Now if you’re having just beer and wine, it’s a pretty easy formula.  About 3/4 will drink wine, so you want to split it accordingly.  Wine has 5 servings per bottle:
188 bottles of beer (1 keg = approx 330 bottles, so try a half keg)
282 servings red wine = 56 bottles
282 servings white wine = 56 bottles

If you are having sparkling wine and doing a toast, you can decrease a little from everywhere, or just add on 150 servings of champagne = 30 bottles.  You could also ask them to pour half glasses, and instead order 20 bottles of sparkly.

This is a great place to start.  Now let’s say you are having 2 specialty cocktails: a bride’s drink and a groom’s drink.  We go all the way back to the beginning where we have 750 drinks for the night.  Assess your group and determine if they are more hard alcohol drinkers, or wine or beer. A handle of alcohol (60oz) you have about 30-40 servings.
So I do 750 servings and take it down to a split of 4 different categories, 25% beer, 60% wine, 15% specialty cocktails:
188 bottles of beer
225 servings of red wine = 45 bottles
225 servings of white wine = 45 bottles
57 servings vodka = 2 handles vodka
57 servings gin = 2 handles gin
and for every handle of alcohol you need 2 times the mixer, so 4 coke and 4 cranberry.

Now for the full bar, the ratio changes again.  You’re looking at about 25% liquor, 15% beer and 60% wine.  Taking our magic number 750 servings, we get:
113 bottles of beer
225 servings red = 45 bottles
225 servings white = 45 bottles
187 servings liquor (6.25 handles of alcohol, buy your favorite varietals).

Hopefully this is helpful for you and I didn’t throw around too many numbers to catch you off guard.  It should be fairly simple if you know how to break down your percentages.  And if you’re still really lost, try this alcohol calculator.

=-=-=

What you need to do =
[A] Duplicate the passage on planning drink quantities from "Now if you’re" up to and including "bottles of sparkly.".
[B] Based on the passage on planning drink quantities, state whether each statement agrees with it, answering yes or no and quoting the deciding words: (i) A handle of alcohol holds 60 ounces. (ii) For a full bar, wine accounts for about 25% of the servings. (iii) Each handle of alcohol calls for twice as much mixer.

[Source data]

=-=-=

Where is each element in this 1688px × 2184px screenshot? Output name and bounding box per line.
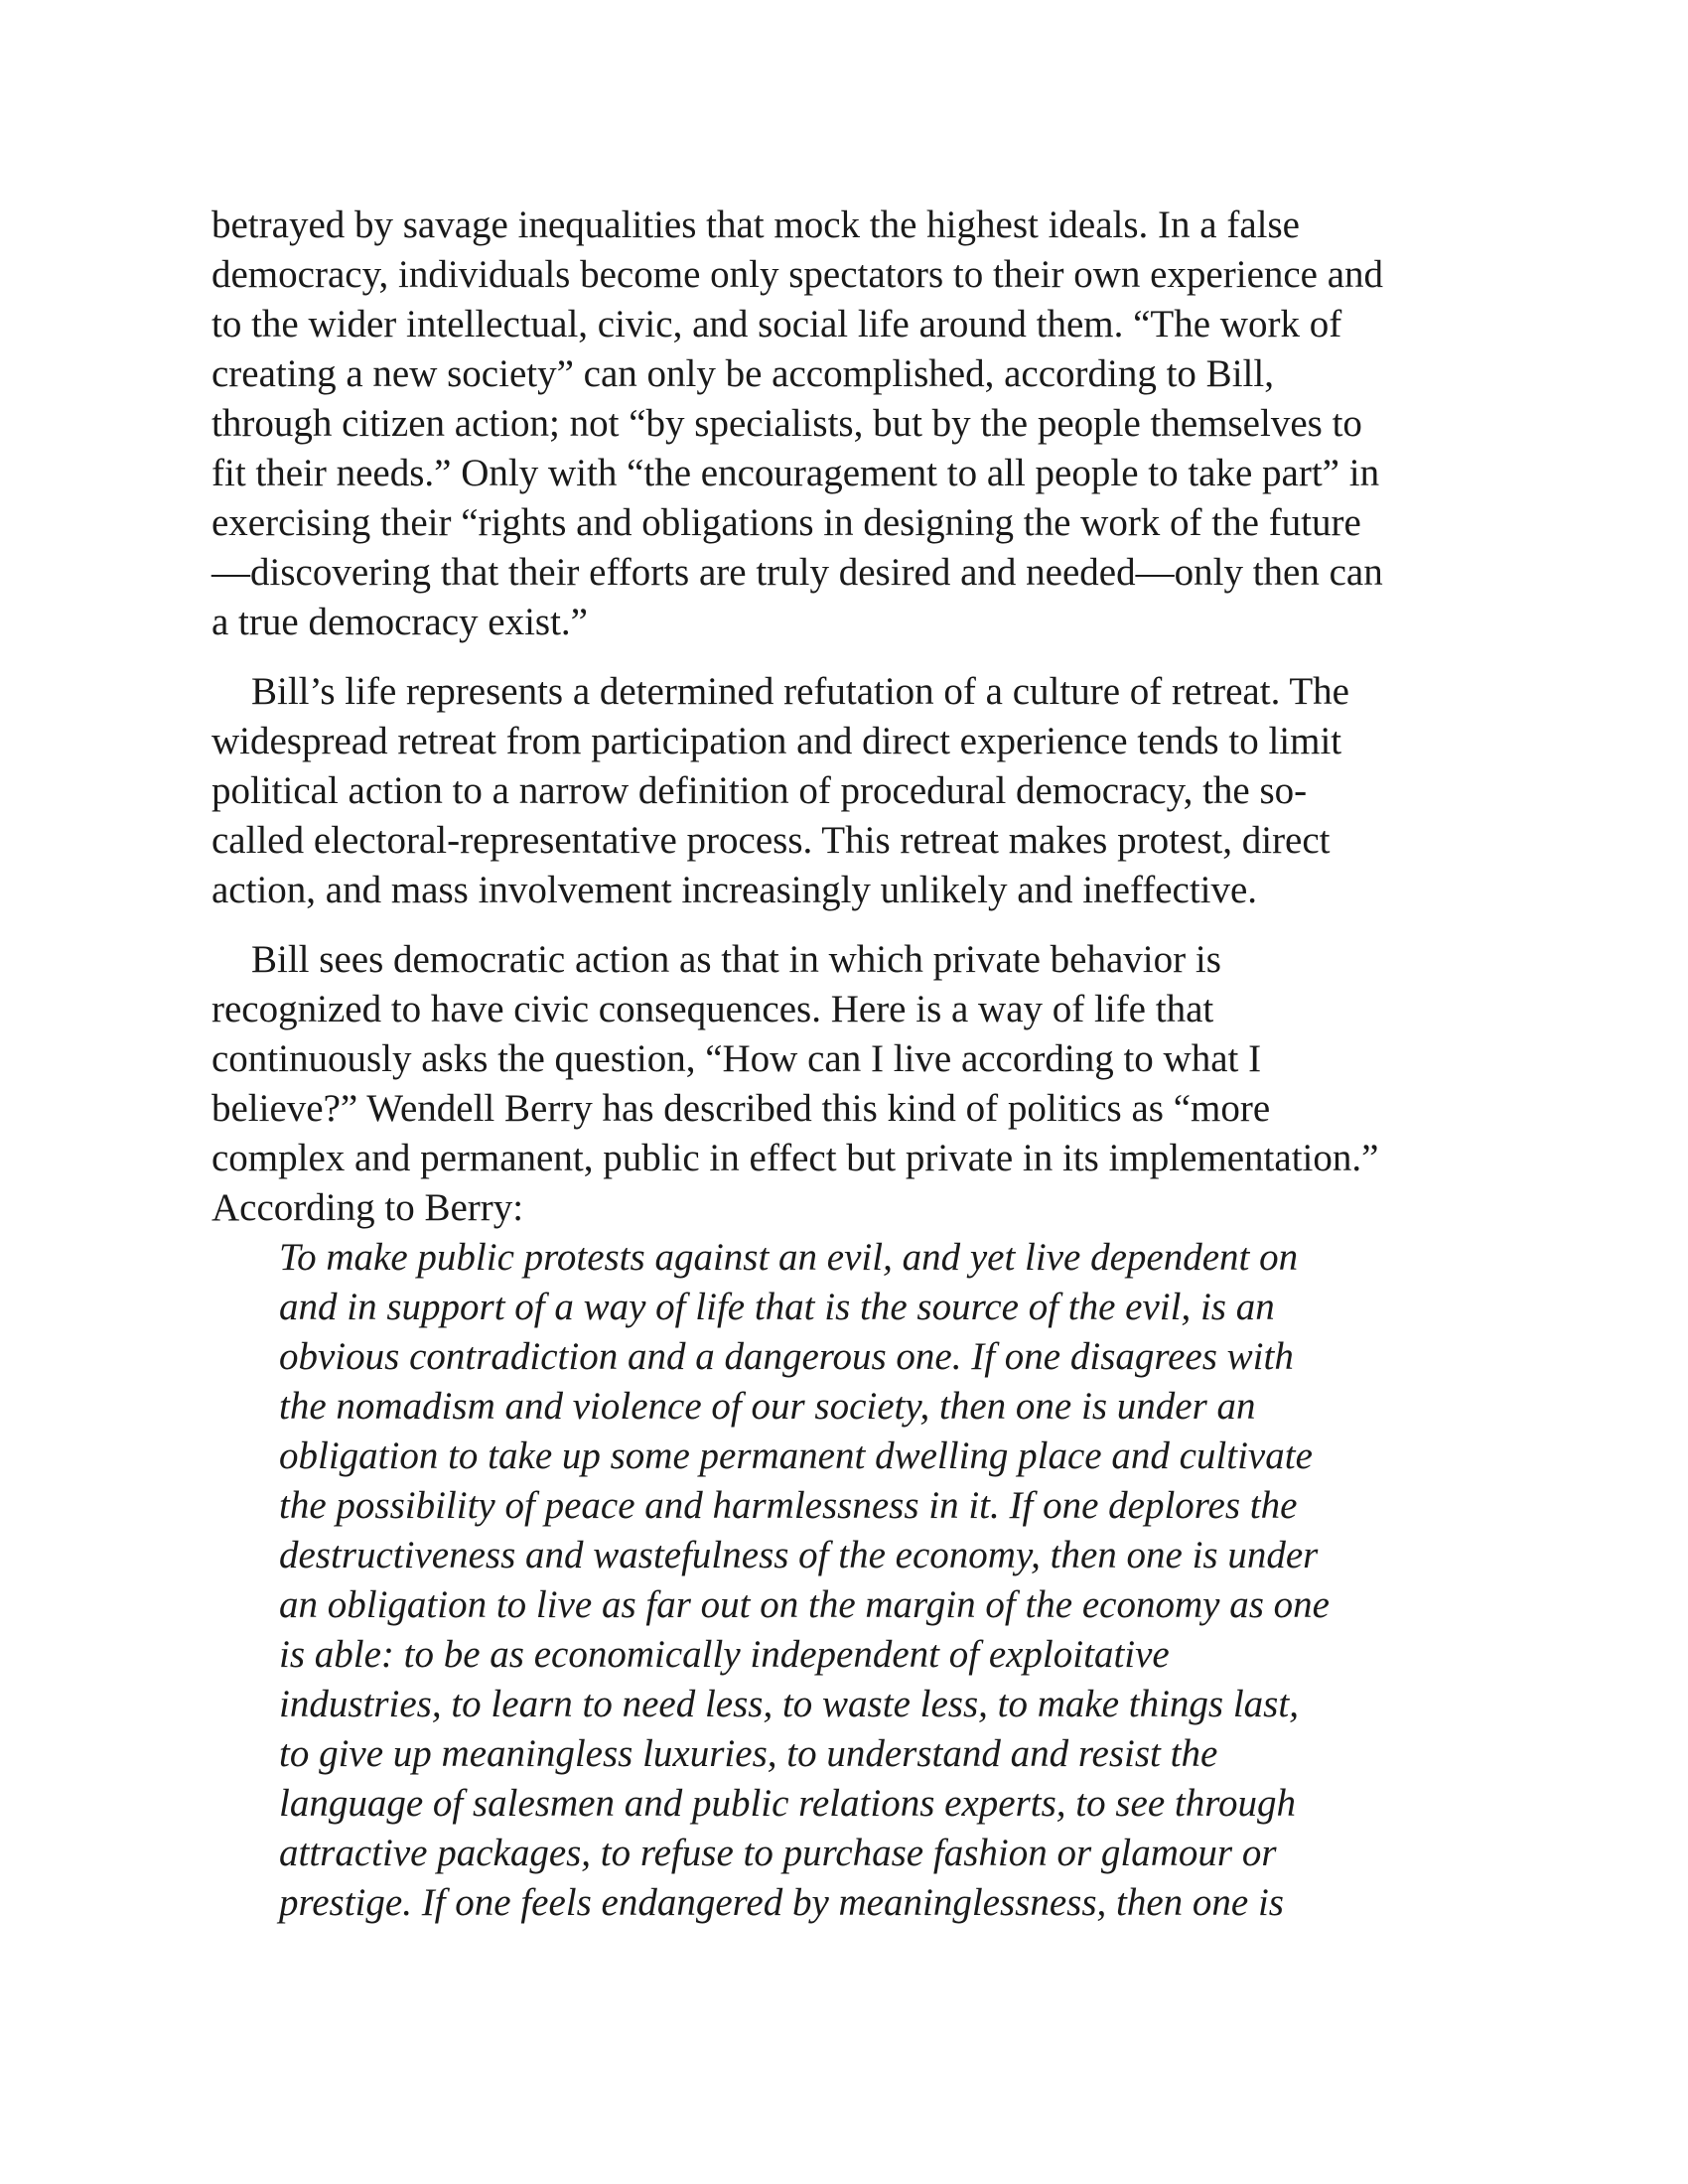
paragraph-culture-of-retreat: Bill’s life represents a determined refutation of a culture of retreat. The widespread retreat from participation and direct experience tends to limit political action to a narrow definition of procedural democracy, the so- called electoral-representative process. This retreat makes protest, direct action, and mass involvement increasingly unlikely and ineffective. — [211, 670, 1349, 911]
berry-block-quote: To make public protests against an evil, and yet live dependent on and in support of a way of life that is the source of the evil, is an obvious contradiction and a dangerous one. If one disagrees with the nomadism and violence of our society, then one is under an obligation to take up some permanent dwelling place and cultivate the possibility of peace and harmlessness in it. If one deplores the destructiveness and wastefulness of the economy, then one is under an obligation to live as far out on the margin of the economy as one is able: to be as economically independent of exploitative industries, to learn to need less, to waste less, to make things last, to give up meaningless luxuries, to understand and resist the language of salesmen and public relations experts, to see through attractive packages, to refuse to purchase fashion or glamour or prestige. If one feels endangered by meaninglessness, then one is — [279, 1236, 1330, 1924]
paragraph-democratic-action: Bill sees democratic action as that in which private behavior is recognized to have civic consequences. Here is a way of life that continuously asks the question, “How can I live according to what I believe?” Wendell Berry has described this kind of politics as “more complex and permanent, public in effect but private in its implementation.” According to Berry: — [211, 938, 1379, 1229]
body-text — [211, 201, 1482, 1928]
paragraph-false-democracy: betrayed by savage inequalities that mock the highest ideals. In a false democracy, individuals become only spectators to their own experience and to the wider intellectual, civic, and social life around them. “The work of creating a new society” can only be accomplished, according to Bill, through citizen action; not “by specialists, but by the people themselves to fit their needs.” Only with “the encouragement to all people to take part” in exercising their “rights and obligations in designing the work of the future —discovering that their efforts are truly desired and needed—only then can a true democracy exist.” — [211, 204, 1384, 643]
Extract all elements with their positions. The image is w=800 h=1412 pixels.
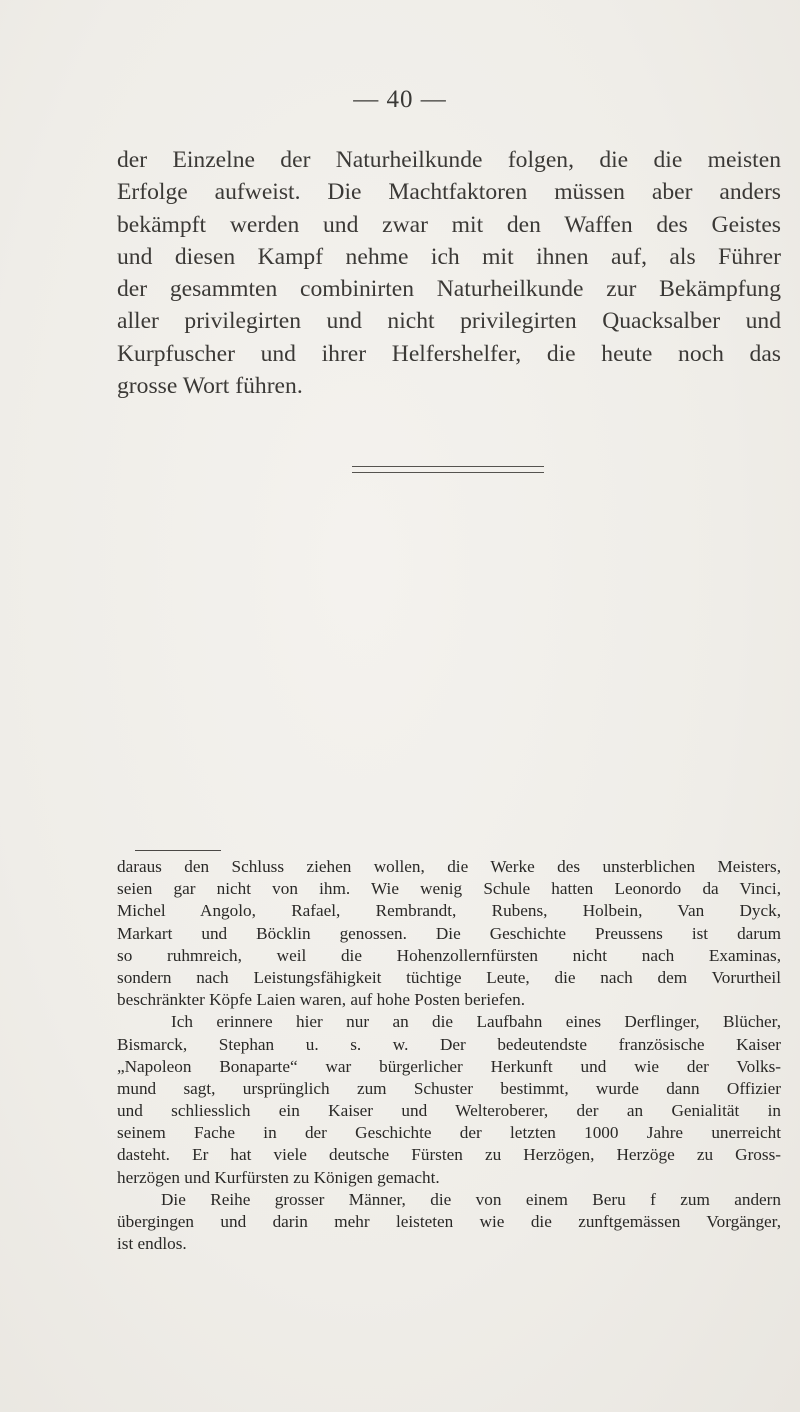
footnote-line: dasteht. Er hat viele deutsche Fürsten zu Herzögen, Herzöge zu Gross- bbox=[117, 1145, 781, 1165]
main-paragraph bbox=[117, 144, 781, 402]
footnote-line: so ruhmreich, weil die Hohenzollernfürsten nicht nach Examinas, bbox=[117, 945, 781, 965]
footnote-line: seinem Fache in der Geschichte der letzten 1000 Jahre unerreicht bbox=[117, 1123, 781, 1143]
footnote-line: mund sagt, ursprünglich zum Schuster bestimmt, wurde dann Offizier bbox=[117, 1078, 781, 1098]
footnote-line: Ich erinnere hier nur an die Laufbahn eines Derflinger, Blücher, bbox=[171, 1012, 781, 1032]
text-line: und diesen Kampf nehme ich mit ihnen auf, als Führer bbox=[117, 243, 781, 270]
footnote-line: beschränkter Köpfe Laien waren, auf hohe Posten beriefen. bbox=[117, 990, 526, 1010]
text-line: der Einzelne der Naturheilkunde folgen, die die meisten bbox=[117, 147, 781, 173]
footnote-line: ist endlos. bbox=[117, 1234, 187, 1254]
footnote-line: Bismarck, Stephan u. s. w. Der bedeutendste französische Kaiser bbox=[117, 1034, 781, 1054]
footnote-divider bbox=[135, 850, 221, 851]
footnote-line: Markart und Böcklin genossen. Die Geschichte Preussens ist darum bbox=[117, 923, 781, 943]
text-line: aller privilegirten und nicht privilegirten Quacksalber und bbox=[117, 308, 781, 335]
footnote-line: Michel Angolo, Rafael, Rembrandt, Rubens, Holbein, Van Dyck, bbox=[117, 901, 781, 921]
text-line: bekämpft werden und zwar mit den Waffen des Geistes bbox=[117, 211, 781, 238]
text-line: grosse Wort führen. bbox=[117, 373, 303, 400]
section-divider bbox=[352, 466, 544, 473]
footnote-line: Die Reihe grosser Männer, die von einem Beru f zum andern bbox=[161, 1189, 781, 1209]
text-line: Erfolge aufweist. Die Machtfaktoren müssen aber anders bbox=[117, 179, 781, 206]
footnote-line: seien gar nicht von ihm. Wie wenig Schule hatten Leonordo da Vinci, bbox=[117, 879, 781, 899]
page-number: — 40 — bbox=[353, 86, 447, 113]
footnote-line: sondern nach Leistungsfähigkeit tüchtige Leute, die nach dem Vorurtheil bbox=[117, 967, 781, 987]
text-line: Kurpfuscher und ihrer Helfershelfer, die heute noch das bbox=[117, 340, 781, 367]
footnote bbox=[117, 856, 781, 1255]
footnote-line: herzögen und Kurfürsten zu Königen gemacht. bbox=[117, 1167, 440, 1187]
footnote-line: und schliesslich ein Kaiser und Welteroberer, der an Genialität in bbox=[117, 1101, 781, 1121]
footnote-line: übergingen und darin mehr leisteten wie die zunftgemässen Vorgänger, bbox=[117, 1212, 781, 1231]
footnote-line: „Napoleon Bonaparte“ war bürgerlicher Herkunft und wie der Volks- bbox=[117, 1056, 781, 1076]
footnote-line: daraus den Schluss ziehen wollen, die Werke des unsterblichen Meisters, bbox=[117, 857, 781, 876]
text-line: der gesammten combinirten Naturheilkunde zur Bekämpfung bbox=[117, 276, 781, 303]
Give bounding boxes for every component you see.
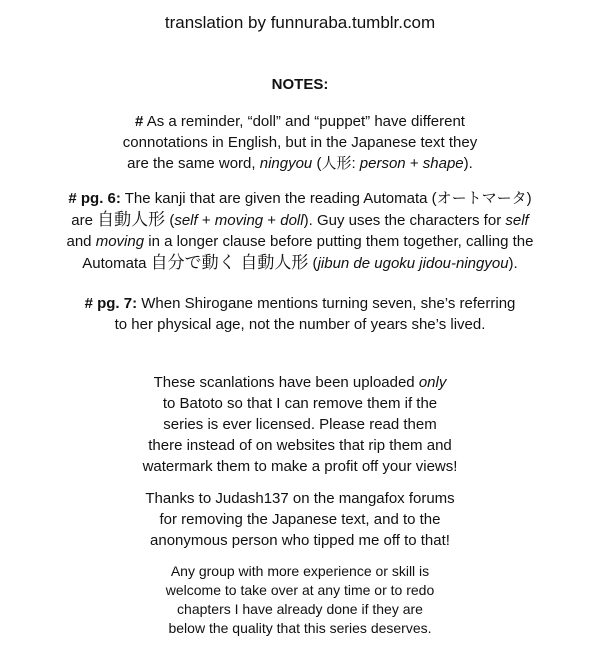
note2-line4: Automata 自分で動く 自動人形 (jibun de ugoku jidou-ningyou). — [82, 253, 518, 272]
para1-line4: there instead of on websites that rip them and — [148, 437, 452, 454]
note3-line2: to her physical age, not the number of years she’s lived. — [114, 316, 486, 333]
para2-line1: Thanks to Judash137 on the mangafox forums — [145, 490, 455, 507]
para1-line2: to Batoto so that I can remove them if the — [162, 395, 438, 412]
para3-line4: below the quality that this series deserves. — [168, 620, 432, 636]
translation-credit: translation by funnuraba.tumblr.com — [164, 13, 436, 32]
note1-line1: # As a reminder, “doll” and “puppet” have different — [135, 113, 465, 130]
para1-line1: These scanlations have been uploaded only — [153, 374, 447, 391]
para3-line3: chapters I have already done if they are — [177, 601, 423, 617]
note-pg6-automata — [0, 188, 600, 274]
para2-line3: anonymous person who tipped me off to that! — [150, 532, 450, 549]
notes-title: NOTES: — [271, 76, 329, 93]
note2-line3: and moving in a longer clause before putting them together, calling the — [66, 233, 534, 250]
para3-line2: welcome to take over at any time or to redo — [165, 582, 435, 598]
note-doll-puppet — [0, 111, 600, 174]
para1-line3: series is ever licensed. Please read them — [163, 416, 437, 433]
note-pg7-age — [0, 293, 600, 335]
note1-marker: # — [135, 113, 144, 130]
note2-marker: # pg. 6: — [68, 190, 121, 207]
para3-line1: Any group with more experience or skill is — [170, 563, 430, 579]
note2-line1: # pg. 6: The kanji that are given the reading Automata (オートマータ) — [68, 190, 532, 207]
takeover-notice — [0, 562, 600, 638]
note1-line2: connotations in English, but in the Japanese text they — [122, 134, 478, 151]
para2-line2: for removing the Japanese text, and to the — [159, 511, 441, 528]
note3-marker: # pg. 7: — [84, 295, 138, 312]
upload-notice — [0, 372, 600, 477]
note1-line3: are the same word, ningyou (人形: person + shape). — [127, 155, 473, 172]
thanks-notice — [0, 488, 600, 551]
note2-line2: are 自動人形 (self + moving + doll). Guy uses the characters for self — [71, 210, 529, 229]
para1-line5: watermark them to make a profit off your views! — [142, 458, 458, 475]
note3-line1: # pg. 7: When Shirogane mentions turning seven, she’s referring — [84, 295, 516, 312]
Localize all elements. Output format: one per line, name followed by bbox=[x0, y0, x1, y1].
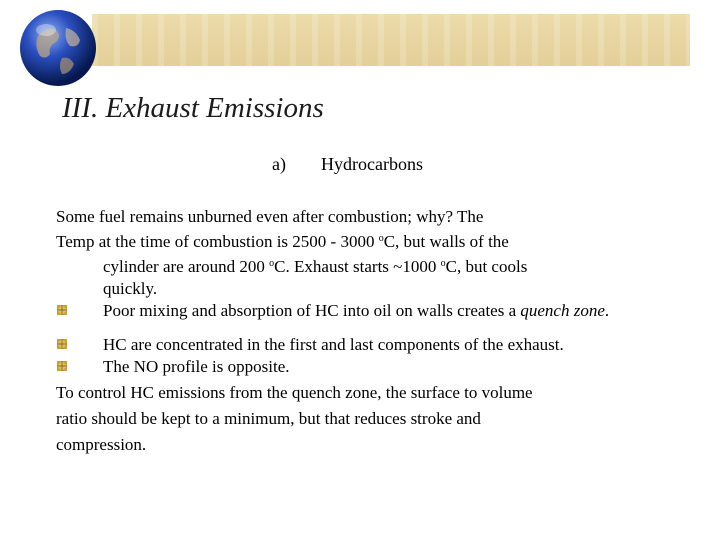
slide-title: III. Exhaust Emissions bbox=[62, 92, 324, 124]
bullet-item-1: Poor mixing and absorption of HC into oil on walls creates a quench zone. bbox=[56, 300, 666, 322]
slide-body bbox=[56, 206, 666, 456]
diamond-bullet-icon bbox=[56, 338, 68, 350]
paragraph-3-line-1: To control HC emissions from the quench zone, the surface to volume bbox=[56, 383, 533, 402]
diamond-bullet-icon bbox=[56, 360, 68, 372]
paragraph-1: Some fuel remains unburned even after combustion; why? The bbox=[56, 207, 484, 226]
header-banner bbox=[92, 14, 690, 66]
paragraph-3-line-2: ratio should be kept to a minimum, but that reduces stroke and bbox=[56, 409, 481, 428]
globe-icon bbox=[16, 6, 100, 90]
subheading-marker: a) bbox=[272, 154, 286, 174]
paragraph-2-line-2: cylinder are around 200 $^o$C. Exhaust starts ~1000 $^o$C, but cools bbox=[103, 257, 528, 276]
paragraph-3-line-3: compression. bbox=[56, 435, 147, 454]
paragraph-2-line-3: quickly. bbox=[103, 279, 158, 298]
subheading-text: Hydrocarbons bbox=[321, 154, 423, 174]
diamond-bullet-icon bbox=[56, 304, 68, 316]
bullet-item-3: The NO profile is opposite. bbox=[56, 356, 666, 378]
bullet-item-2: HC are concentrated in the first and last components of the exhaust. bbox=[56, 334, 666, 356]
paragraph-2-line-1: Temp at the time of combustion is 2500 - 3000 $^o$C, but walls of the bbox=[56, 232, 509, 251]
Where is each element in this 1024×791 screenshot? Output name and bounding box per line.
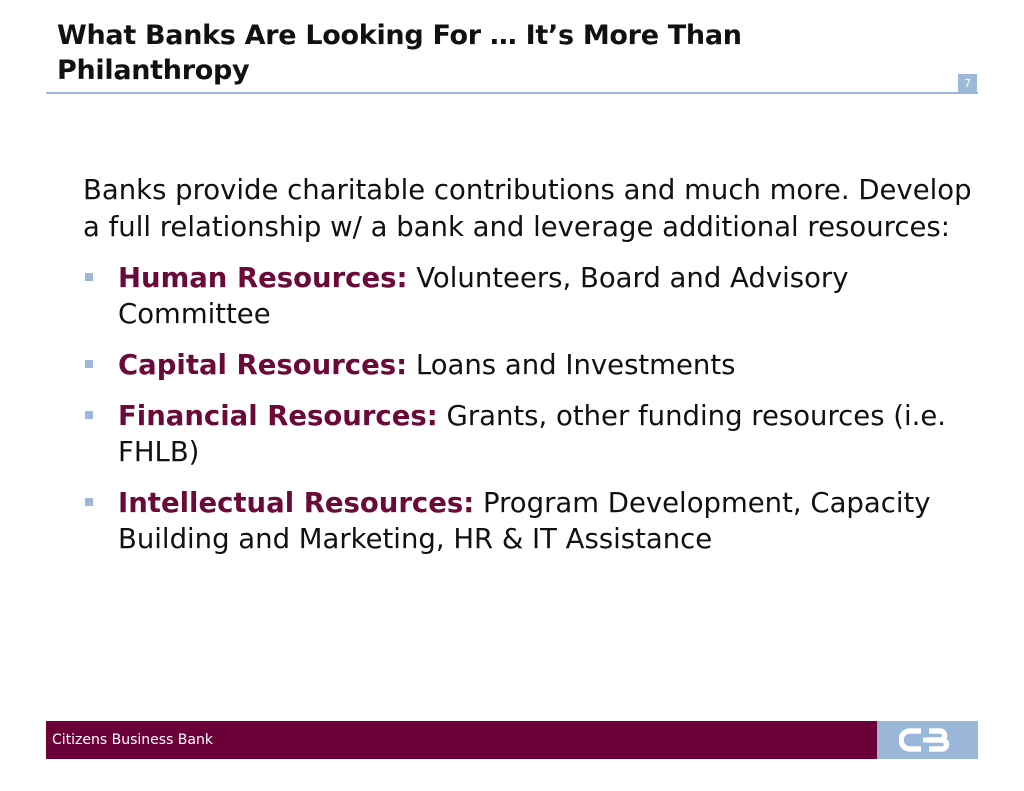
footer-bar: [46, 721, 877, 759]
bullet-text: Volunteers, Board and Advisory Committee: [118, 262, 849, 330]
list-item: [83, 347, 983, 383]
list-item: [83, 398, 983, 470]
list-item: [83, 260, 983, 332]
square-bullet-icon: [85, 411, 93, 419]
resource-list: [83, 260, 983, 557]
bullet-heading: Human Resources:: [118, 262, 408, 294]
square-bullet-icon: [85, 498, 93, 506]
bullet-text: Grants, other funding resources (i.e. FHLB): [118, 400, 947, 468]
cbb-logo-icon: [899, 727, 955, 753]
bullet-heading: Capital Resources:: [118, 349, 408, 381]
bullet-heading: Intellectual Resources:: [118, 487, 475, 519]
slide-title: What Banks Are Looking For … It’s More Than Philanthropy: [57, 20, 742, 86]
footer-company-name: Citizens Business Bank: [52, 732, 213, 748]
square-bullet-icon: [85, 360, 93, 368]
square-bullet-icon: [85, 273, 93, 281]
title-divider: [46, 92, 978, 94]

=-=-=

Solutions to the exercise =
[A]
Now if you’re having just beer and wine, it’s a pretty easy formula.  About 3/4 will drink wine, so you want to split it accordingly.  Wine has 5 servings per bottle:
188 bottles of beer (1 keg = approx 330 bottles, so try a half keg)
282 servings red wine = 56 bottles
282 servings white wine = 56 bottles

If you are having sparkling wine and doing a toast, you can decrease a little from everywhere, or just add on 150 servings of champagne = 30 bottles.  You could also ask them to pour half glasses, and instead order 20 bottles of sparkly.

[B]
(i) Yes: "A handle of alcohol (60oz)"
(ii) No: "You’re looking at about 25% liquor, 15% beer and 60% wine."
(iii) Yes: "for every handle of alcohol you need 2 times the mixer"